**What this task involves**
Give every line below again, exactly.

**Given entries**

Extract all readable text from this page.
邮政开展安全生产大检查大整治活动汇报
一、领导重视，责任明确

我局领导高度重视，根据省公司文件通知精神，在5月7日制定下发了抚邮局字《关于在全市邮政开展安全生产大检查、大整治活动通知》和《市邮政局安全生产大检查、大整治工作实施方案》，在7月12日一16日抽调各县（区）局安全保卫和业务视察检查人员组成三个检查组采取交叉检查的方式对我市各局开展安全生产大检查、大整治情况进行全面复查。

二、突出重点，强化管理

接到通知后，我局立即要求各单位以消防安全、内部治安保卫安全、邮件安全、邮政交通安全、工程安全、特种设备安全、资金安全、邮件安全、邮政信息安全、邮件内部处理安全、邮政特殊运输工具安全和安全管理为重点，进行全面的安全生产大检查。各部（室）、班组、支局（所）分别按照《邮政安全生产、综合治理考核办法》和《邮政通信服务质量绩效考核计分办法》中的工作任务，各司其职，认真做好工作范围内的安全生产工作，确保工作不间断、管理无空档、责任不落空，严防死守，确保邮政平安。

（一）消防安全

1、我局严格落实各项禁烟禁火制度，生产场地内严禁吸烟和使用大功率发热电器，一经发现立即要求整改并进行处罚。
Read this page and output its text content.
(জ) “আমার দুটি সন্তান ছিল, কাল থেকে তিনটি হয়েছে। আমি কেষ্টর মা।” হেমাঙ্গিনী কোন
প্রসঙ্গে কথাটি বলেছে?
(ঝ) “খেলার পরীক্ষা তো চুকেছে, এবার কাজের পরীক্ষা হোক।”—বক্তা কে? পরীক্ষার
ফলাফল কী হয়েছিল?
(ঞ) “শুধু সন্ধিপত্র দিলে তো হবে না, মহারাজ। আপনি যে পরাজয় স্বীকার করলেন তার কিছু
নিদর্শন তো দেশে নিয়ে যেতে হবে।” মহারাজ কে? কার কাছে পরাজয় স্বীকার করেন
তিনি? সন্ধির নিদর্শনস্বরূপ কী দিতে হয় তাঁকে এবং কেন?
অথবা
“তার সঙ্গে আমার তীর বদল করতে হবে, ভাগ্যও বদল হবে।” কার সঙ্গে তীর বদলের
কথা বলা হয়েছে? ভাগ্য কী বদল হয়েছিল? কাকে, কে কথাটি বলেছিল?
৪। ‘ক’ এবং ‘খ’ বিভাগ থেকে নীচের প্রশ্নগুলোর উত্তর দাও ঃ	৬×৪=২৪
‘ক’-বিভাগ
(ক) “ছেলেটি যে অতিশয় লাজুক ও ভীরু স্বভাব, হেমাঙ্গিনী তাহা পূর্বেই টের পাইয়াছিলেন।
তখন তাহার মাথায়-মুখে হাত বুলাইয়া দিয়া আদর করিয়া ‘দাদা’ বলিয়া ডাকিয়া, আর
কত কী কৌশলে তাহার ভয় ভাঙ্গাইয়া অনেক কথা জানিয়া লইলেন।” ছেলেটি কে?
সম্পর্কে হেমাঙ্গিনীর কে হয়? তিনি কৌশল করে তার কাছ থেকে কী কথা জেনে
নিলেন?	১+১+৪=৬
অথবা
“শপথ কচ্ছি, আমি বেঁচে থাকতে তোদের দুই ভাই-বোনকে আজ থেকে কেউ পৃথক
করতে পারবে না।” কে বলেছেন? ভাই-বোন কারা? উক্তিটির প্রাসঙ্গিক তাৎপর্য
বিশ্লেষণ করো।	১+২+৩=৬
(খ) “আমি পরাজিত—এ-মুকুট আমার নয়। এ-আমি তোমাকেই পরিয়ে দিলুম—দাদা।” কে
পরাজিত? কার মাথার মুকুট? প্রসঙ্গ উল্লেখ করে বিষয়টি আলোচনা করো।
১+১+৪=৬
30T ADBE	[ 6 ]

**Complete output**
Extract all readable text from this page.
邮政开展安全生产大检查大整治活动汇报
一、领导重视，责任明确

我局领导高度重视，根据省公司文件通知精神，在5月7日制定下发了抚邮局字《关于在全市邮政开展安全生产大检查、大整治活动通知》和《市邮政局安全生产大检查、大整治工作实施方案》，在7月12日一16日抽调各县（区）局安全保卫和业务视察检查人员组成三个检查组采取交叉检查的方式对我市各局开展安全生产大检查、大整治情况进行全面复查。

二、突出重点，强化管理

接到通知后，我局立即要求各单位以消防安全、内部治安保卫安全、邮件安全、邮政交通安全、工程安全、特种设备安全、资金安全、邮件安全、邮政信息安全、邮件内部处理安全、邮政特殊运输工具安全和安全管理为重点，进行全面的安全生产大检查。各部（室）、班组、支局（所）分别按照《邮政安全生产、综合治理考核办法》和《邮政通信服务质量绩效考核计分办法》中的工作任务，各司其职，认真做好工作范围内的安全生产工作，确保工作不间断、管理无空档、责任不落空，严防死守，确保邮政平安。

（一）消防安全

1、我局严格落实各项禁烟禁火制度，生产场地内严禁吸烟和使用大功率发热电器，一经发现立即要求整改并进行处罚。
Read this page and output its text content.
(জ) “আমার দুটি সন্তান ছিল, কাল থেকে তিনটি হয়েছে। আমি কেষ্টর মা।” হেমাঙ্গিনী কোন
প্রসঙ্গে কথাটি বলেছে?
(ঝ) “খেলার পরীক্ষা তো চুকেছে, এবার কাজের পরীক্ষা হোক।”—বক্তা কে? পরীক্ষার
ফলাফল কী হয়েছিল?
(ঞ) “শুধু সন্ধিপত্র দিলে তো হবে না, মহারাজ। আপনি যে পরাজয় স্বীকার করলেন তার কিছু
নিদর্শন তো দেশে নিয়ে যেতে হবে।” মহারাজ কে? কার কাছে পরাজয় স্বীকার করেন
তিনি? সন্ধির নিদর্শনস্বরূপ কী দিতে হয় তাঁকে এবং কেন?
অথবা
“তার সঙ্গে আমার তীর বদল করতে হবে, ভাগ্যও বদল হবে।” কার সঙ্গে তীর বদলের
কথা বলা হয়েছে? ভাগ্য কী বদল হয়েছিল? কাকে, কে কথাটি বলেছিল?
৪। ‘ক’ এবং ‘খ’ বিভাগ থেকে নীচের প্রশ্নগুলোর উত্তর দাও ঃ	৬×৪=২৪
‘ক’-বিভাগ
(ক) “ছেলেটি যে অতিশয় লাজুক ও ভীরু স্বভাব, হেমাঙ্গিনী তাহা পূর্বেই টের পাইয়াছিলেন।
তখন তাহার মাথায়-মুখে হাত বুলাইয়া দিয়া আদর করিয়া ‘দাদা’ বলিয়া ডাকিয়া, আর
কত কী কৌশলে তাহার ভয় ভাঙ্গাইয়া অনেক কথা জানিয়া লইলেন।” ছেলেটি কে?
সম্পর্কে হেমাঙ্গিনীর কে হয়? তিনি কৌশল করে তার কাছ থেকে কী কথা জেনে
নিলেন?	১+১+৪=৬
অথবা
“শপথ কচ্ছি, আমি বেঁচে থাকতে তোদের দুই ভাই-বোনকে আজ থেকে কেউ পৃথক
করতে পারবে না।” কে বলেছেন? ভাই-বোন কারা? উক্তিটির প্রাসঙ্গিক তাৎপর্য
বিশ্লেষণ করো।	১+২+৩=৬
(খ) “আমি পরাজিত—এ-মুকুট আমার নয়। এ-আমি তোমাকেই পরিয়ে দিলুম—দাদা।” কে
পরাজিত? কার মাথার মুকুট? প্রসঙ্গ উল্লেখ করে বিষয়টি আলোচনা করো।
১+১+৪=৬
30T ADBE	[ 6 ]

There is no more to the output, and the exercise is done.